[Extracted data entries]
• • •
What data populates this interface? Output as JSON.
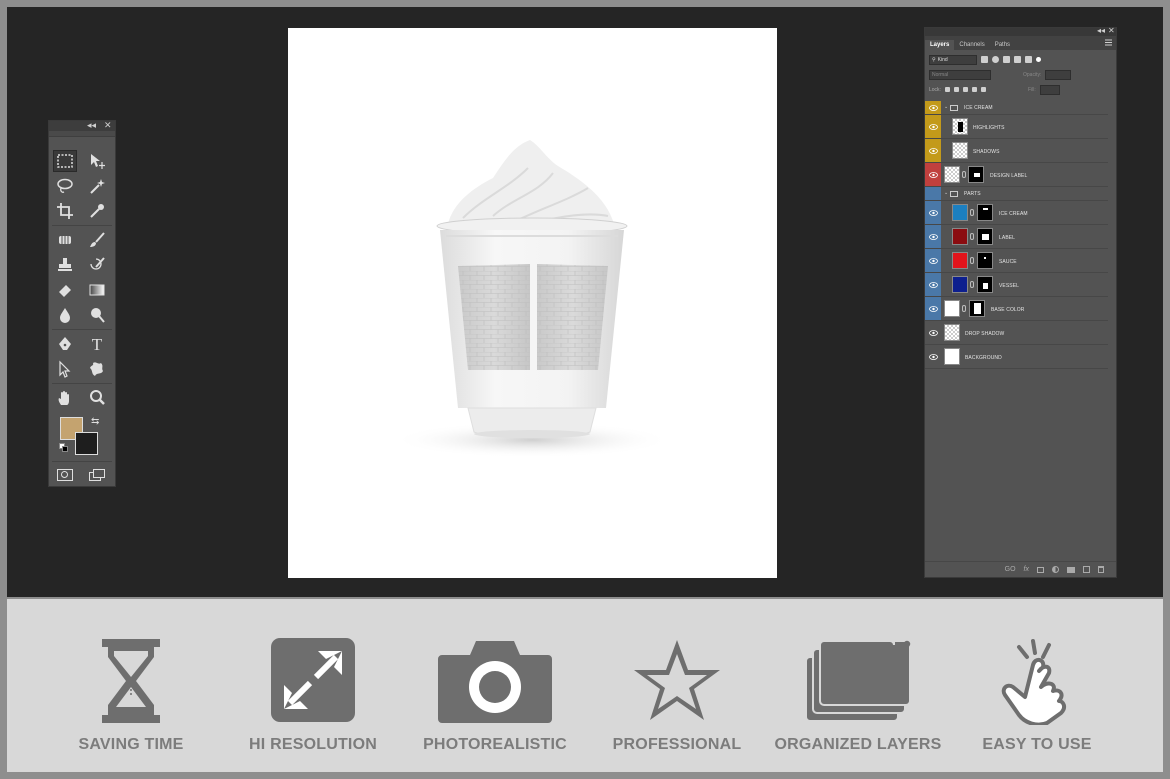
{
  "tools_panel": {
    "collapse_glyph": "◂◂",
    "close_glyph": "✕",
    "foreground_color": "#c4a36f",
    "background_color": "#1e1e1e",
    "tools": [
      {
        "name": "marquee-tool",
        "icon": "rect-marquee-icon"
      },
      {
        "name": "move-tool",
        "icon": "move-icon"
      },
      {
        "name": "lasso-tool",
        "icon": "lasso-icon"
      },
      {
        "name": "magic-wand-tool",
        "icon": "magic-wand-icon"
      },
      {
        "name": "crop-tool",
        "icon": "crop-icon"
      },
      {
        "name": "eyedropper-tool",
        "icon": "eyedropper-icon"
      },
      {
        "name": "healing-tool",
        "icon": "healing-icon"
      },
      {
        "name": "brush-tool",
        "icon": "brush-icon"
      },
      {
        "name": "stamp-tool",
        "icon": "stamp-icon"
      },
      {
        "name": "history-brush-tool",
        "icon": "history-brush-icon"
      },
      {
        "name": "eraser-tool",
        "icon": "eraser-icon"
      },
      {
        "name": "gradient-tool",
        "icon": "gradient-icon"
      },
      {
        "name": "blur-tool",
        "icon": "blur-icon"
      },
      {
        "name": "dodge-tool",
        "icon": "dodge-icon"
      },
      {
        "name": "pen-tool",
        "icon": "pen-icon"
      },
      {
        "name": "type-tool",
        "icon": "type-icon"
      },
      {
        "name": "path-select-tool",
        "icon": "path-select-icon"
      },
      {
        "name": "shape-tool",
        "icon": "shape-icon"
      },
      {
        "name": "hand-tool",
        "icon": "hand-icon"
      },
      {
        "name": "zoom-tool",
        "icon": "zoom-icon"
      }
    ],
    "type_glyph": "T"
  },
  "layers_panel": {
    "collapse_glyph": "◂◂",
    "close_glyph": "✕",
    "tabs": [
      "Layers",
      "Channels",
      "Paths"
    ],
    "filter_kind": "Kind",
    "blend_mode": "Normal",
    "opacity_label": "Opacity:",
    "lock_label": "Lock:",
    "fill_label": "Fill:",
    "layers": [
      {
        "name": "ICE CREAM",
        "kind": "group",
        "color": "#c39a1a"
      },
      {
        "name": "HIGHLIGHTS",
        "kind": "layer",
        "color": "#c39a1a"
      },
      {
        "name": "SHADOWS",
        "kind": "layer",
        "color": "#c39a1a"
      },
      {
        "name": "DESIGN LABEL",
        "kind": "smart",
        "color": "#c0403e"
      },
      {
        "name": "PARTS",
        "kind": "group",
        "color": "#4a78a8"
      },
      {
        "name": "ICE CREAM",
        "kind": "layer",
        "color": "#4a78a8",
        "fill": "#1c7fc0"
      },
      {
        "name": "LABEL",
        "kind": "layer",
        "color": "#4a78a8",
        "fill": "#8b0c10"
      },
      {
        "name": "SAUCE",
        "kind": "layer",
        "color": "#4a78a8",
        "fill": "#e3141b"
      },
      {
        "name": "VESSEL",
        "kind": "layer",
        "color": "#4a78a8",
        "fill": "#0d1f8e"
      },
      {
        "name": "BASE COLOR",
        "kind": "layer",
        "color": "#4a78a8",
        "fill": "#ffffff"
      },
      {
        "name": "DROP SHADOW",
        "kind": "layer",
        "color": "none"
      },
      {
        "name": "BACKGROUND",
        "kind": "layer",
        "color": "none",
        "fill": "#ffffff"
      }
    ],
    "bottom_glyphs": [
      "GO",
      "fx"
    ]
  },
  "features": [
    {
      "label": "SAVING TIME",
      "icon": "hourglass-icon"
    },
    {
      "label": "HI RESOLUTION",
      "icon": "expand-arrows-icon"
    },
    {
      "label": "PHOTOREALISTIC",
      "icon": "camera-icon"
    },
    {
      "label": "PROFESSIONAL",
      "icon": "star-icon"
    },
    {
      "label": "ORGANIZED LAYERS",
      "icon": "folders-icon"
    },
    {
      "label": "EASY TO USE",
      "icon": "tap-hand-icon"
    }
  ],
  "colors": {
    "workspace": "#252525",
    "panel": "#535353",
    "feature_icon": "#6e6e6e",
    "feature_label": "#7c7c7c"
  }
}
• • •
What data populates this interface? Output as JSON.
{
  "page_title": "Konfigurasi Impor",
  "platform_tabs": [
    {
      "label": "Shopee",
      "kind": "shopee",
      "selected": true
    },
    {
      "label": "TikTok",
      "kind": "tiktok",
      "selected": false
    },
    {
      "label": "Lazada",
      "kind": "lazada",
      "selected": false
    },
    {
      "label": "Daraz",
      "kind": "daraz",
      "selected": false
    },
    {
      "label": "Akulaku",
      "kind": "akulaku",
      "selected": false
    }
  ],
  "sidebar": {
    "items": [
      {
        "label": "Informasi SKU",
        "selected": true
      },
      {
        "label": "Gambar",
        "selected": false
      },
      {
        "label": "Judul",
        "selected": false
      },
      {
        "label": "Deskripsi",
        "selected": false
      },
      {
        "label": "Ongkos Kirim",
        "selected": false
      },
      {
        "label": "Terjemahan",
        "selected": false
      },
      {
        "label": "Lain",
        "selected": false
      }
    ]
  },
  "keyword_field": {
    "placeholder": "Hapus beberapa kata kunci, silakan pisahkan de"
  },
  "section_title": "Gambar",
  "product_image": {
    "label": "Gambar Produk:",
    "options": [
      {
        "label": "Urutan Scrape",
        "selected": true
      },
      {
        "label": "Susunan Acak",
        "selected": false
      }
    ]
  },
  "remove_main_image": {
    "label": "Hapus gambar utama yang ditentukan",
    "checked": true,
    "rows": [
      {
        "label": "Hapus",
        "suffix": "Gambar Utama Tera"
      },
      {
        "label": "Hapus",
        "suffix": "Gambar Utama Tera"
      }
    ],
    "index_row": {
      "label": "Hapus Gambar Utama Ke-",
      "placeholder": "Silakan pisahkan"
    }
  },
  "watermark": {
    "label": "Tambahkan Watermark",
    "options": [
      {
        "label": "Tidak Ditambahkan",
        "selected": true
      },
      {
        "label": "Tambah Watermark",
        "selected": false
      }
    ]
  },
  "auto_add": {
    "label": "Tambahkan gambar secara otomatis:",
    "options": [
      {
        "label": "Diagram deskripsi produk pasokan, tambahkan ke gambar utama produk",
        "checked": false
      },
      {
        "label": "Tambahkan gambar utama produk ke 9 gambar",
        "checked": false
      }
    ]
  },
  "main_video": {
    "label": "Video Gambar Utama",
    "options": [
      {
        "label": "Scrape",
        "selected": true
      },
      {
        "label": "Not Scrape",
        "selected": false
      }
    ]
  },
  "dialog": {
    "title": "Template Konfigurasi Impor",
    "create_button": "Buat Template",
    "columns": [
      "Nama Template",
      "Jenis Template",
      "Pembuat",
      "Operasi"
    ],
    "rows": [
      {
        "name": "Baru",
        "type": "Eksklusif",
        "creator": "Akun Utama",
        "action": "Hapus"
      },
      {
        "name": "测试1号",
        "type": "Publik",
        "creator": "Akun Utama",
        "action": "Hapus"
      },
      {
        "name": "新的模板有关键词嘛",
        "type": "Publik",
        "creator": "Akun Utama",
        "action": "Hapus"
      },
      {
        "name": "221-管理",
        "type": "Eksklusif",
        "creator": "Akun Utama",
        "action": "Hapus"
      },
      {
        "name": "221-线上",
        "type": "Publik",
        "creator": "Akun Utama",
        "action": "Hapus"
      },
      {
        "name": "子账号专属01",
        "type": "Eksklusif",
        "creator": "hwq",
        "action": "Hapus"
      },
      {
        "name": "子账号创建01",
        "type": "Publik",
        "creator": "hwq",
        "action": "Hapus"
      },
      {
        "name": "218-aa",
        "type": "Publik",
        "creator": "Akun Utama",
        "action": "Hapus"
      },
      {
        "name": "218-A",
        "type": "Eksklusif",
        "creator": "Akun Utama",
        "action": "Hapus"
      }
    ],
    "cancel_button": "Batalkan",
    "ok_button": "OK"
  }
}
• • •
(TO BE DONE) Pull out every line containing "placeholder".

(RESPONSE TO THE TASK)
    "placeholder": "Hapus beberapa kata kunci, silakan pisahkan de"
      "placeholder": "Silakan pisahkan"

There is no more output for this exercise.